Request
Give an exact copy of every line, leaving images out.

[Stored entries]

# # #

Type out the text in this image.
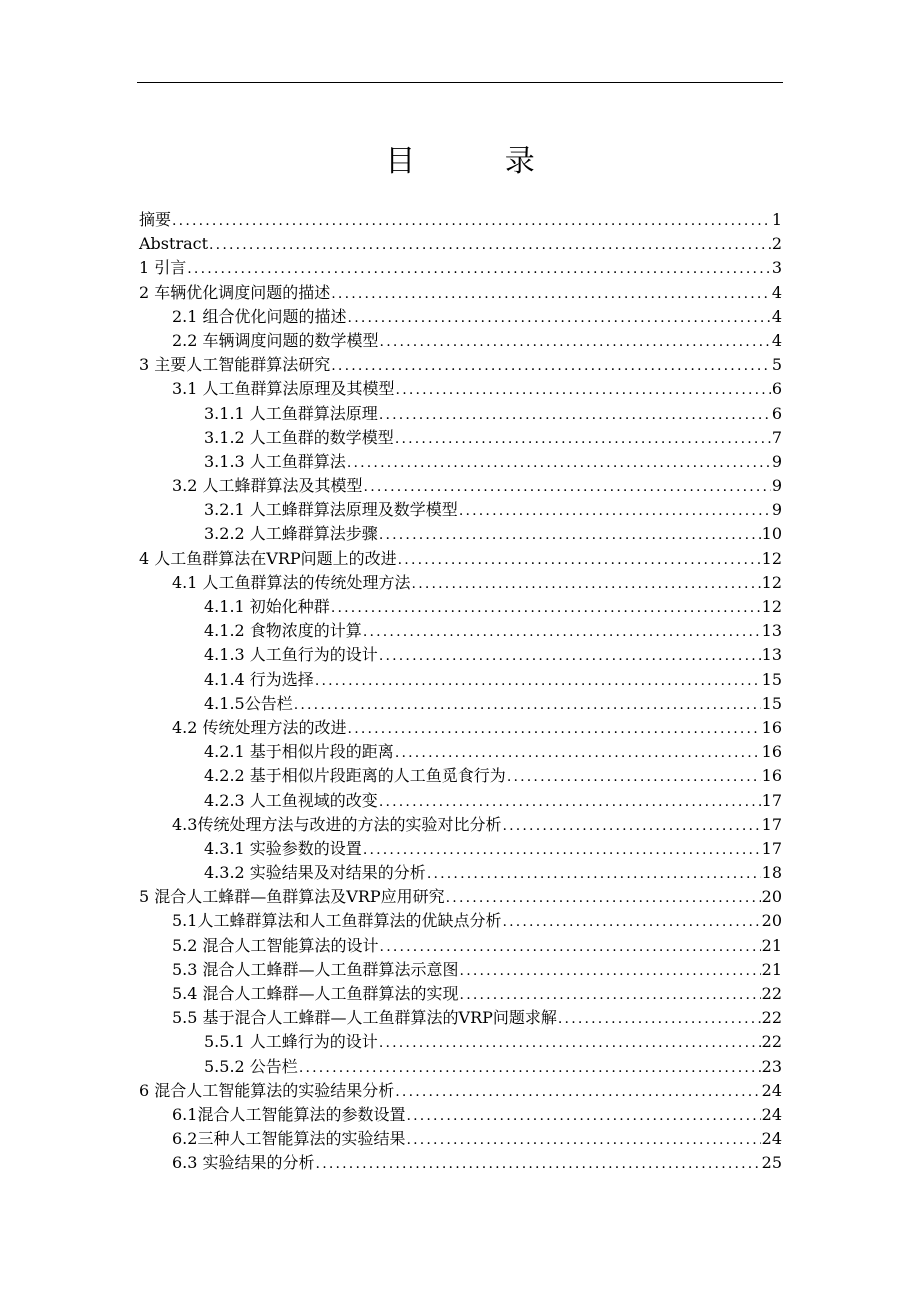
目 录
摘要 .....	1
Abstract .....	2
1 引言 .....	3
2 车辆优化调度问题的描述 .....	4
2.1 组合优化问题的描述 .....	4
2.2 车辆调度问题的数学模型 .....	4
3 主要人工智能群算法研究 .....	5
3.1 人工鱼群算法原理及其模型 .....	6
3.1.1 人工鱼群算法原理 .....	6
3.1.2 人工鱼群的数学模型 .....	7
3.1.3 人工鱼群算法 .....	9
3.2 人工蜂群算法及其模型 .....	9
3.2.1 人工蜂群算法原理及数学模型 .....	9
3.2.2 人工蜂群算法步骤 .....	10
4 人工鱼群算法在VRP问题上的改进 .....	12
4.1 人工鱼群算法的传统处理方法 .....	12
4.1.1 初始化种群 .....	12
4.1.2 食物浓度的计算 .....	13
4.1.3 人工鱼行为的设计 .....	13
4.1.4 行为选择 .....	15
4.1.5公告栏 .....	15
4.2 传统处理方法的改进 .....	16
4.2.1 基于相似片段的距离 .....	16
4.2.2 基于相似片段距离的人工鱼觅食行为 .....	16
4.2.3 人工鱼视域的改变 .....	17
4.3传统处理方法与改进的方法的实验对比分析 .....	17
4.3.1 实验参数的设置 .....	17
4.3.2 实验结果及对结果的分析 .....	18
5 混合人工蜂群—鱼群算法及VRP应用研究 .....	20
5.1人工蜂群算法和人工鱼群算法的优缺点分析 .....	20
5.2 混合人工智能算法的设计 .....	21
5.3 混合人工蜂群—人工鱼群算法示意图 .....	21
5.4 混合人工蜂群—人工鱼群算法的实现 .....	22
5.5 基于混合人工蜂群—人工鱼群算法的VRP问题求解 .....	22
5.5.1 人工蜂行为的设计 .....	22
5.5.2 公告栏 .....	23
6 混合人工智能算法的实验结果分析 .....	24
6.1混合人工智能算法的参数设置 .....	24
6.2三种人工智能算法的实验结果 .....	24
6.3 实验结果的分析 .....	25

# # #

Solution to this exercise
Type out the text in this image.
目 录
摘要 .....	1
Abstract .....	2
1 引言 .....	3
2 车辆优化调度问题的描述 .....	4
2.1 组合优化问题的描述 .....	4
2.2 车辆调度问题的数学模型 .....	4
3 主要人工智能群算法研究 .....	5
3.1 人工鱼群算法原理及其模型 .....	6
3.1.1 人工鱼群算法原理 .....	6
3.1.2 人工鱼群的数学模型 .....	7
3.1.3 人工鱼群算法 .....	9
3.2 人工蜂群算法及其模型 .....	9
3.2.1 人工蜂群算法原理及数学模型 .....	9
3.2.2 人工蜂群算法步骤 .....	10
4 人工鱼群算法在VRP问题上的改进 .....	12
4.1 人工鱼群算法的传统处理方法 .....	12
4.1.1 初始化种群 .....	12
4.1.2 食物浓度的计算 .....	13
4.1.3 人工鱼行为的设计 .....	13
4.1.4 行为选择 .....	15
4.1.5公告栏 .....	15
4.2 传统处理方法的改进 .....	16
4.2.1 基于相似片段的距离 .....	16
4.2.2 基于相似片段距离的人工鱼觅食行为 .....	16
4.2.3 人工鱼视域的改变 .....	17
4.3传统处理方法与改进的方法的实验对比分析 .....	17
4.3.1 实验参数的设置 .....	17
4.3.2 实验结果及对结果的分析 .....	18
5 混合人工蜂群—鱼群算法及VRP应用研究 .....	20
5.1人工蜂群算法和人工鱼群算法的优缺点分析 .....	20
5.2 混合人工智能算法的设计 .....	21
5.3 混合人工蜂群—人工鱼群算法示意图 .....	21
5.4 混合人工蜂群—人工鱼群算法的实现 .....	22
5.5 基于混合人工蜂群—人工鱼群算法的VRP问题求解 .....	22
5.5.1 人工蜂行为的设计 .....	22
5.5.2 公告栏 .....	23
6 混合人工智能算法的实验结果分析 .....	24
6.1混合人工智能算法的参数设置 .....	24
6.2三种人工智能算法的实验结果 .....	24
6.3 实验结果的分析 .....	25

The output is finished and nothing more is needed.